The calculation for phase angle changes depends on many factors, such as monostatic vs. bistatic configurations. The RF reader calculates this value by contrasting the phase of the local oscillator, which creates the wave that will be modulated by the tag, with the phase of the field backscattered by the tag. Equation (2), which applies to bistatic configurations, comes from [46].

$$\begin{array}{c}\Phi \left(\overrightarrow{r}\right)=(\frac{2\pi }{\lambda }{R}_D+{\phi }_{T\mathrm{x}-R\mathrm{x}})\hfill \\ \hfill \hspace{1em}\hspace{1em}\hspace{1em}\hspace{1em}\hspace{1em}\hspace{1em}\hspace{1em}\hspace{1em}\hspace{1em}\hspace{1em}\hspace{1em}-(\frac{2\pi }{\lambda }[R_T\left(\overrightarrow{r}\right)+R_R\left(\overrightarrow{r}\right)]+{\phi }_{T\mathrm{x}-tag}\left(\overrightarrow{r}\right)+{\phi }_{tag-Rx}\left(\overrightarrow{r}\right))+{\varphi }_0\end{array}$$

(2)

where $R_D$ is the direct path transmitter–receiver, $R_T$ is the tag, $R_R$ is the receiver, $\overrightarrow{r}$ is the tag position, and $\lambda$ is the wavelength of the signal.

We tested two algorithms, KNN and Random Forest, to determine the desk location.

KNN is a simple yet effective machine-learning algorithm for classification and regression tasks. Given a new input vector, KNN finds the K-closest training examples in the feature space and predicts the output label as the mode of the K-nearest class labels. The predicted value for regression is the average of the K-nearest output values. To find the distance, KNN uses Euclidean distance, which can be expressed as [47]

$$d(A,B)=\sqrt{{(x_1-x_2)}^2+{(y_1-y_2)}^2},$$

(3)

## INFORMATION SUPPLIED
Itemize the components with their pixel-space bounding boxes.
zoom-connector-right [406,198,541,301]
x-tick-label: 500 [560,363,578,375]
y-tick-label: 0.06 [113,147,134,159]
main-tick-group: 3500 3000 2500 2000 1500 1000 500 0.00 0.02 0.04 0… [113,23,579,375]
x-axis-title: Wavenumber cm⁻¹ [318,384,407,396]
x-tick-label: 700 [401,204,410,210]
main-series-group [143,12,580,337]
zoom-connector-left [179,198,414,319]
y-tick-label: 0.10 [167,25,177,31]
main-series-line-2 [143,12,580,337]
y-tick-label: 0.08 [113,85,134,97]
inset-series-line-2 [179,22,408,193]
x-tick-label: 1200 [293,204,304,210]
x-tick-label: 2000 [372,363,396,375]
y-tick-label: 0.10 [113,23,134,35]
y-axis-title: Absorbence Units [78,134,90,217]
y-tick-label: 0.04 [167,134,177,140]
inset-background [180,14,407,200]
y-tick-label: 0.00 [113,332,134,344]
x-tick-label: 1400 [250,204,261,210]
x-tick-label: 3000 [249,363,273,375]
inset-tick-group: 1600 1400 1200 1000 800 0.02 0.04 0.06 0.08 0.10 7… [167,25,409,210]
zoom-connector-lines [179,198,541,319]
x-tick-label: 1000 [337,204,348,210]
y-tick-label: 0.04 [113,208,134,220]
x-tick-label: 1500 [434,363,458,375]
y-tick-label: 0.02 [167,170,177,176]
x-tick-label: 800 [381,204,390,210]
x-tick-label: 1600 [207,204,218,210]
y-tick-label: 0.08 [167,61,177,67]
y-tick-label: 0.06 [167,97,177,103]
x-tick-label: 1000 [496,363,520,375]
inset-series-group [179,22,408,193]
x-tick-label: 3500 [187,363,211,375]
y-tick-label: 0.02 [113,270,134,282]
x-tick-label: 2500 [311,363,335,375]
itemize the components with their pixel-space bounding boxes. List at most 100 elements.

---

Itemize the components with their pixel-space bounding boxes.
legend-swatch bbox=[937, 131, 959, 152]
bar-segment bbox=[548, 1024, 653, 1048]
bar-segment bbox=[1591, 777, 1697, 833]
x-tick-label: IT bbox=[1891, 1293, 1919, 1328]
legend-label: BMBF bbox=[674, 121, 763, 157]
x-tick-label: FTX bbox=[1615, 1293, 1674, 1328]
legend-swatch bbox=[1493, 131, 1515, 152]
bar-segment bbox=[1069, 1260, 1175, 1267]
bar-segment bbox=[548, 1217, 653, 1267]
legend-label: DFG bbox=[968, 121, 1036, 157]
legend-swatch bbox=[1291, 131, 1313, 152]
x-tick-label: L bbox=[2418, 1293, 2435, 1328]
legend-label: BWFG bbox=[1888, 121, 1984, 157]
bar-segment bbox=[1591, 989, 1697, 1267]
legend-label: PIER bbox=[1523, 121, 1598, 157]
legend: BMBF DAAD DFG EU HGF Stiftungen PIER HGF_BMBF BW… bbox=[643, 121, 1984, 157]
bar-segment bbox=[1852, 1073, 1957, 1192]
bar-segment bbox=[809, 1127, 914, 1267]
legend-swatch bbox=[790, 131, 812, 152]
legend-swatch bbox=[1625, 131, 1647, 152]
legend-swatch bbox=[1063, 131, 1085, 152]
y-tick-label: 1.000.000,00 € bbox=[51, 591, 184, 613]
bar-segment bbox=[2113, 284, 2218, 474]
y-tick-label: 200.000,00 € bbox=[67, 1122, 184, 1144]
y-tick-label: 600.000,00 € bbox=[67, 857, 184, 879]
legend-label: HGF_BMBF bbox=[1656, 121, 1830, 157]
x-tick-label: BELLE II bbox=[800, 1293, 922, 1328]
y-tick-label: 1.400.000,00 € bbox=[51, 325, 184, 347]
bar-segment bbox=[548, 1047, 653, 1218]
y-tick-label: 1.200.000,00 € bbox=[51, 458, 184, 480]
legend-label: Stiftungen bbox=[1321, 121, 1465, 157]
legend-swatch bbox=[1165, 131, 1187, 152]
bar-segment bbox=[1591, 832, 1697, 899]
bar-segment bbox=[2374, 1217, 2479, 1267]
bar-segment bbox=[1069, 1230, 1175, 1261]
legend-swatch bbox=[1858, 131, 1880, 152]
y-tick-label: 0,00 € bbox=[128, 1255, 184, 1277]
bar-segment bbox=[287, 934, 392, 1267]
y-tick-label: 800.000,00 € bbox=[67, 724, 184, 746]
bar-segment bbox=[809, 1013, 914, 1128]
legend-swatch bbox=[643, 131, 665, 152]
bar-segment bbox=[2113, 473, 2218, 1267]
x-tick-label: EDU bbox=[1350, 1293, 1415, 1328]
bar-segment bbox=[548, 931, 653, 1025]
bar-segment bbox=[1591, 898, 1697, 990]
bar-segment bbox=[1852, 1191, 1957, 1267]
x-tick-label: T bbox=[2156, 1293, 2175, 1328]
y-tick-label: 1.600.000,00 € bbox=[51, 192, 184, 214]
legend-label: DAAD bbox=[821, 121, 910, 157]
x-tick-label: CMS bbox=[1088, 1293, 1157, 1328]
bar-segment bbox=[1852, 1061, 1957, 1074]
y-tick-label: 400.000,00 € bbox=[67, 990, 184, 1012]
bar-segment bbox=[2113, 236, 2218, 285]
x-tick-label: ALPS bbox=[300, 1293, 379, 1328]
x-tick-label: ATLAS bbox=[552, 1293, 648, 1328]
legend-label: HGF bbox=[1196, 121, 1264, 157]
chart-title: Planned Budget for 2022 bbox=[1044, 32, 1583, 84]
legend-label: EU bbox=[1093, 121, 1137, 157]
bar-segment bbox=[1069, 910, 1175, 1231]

==

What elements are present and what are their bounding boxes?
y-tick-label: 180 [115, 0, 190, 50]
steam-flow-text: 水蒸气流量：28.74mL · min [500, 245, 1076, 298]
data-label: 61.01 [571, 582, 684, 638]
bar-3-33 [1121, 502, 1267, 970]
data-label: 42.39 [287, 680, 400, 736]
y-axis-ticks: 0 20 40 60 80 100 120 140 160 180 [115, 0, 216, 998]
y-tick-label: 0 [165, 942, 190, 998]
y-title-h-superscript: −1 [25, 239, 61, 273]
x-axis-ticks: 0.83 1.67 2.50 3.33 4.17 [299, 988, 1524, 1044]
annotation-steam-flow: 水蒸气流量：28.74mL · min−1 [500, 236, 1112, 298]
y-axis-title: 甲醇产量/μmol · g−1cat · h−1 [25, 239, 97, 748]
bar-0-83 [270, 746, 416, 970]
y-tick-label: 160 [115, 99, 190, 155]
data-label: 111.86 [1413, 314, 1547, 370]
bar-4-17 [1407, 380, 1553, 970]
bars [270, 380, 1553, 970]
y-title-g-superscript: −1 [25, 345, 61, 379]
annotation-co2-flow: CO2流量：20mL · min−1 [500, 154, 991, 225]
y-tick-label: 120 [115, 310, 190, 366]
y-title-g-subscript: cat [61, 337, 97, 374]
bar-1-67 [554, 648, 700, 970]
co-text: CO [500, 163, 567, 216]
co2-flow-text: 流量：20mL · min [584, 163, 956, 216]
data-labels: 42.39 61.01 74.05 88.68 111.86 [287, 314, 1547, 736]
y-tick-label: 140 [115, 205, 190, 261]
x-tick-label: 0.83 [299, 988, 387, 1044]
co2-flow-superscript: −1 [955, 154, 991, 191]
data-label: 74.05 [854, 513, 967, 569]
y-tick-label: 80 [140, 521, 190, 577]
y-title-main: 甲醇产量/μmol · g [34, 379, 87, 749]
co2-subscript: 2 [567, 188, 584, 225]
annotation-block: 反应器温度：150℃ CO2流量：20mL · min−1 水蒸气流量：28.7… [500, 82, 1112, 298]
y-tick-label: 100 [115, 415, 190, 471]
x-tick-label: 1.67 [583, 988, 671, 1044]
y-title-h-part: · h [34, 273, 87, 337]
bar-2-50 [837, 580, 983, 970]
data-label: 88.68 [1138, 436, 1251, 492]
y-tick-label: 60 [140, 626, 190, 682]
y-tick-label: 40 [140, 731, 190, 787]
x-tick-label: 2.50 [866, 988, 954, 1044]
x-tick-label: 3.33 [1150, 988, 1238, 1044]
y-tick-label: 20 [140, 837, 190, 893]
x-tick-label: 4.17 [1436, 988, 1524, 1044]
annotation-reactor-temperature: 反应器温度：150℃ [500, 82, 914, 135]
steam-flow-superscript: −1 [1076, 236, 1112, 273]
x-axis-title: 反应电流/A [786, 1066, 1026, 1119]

## OBJECTIVE
Reproduce the portion of the phase angle and KNN passage that lies between "The calculation for" and "comes from [46].", inclusive.

## SOLUTION TO THE PROBLEM
The calculation for phase angle changes depends on many factors, such as monostatic vs. bistatic configurations. The RF reader calculates this value by contrasting the phase of the local oscillator, which creates the wave that will be modulated by the tag, with the phase of the field backscattered by the tag. Equation (2), which applies to bistatic configurations, comes from [46].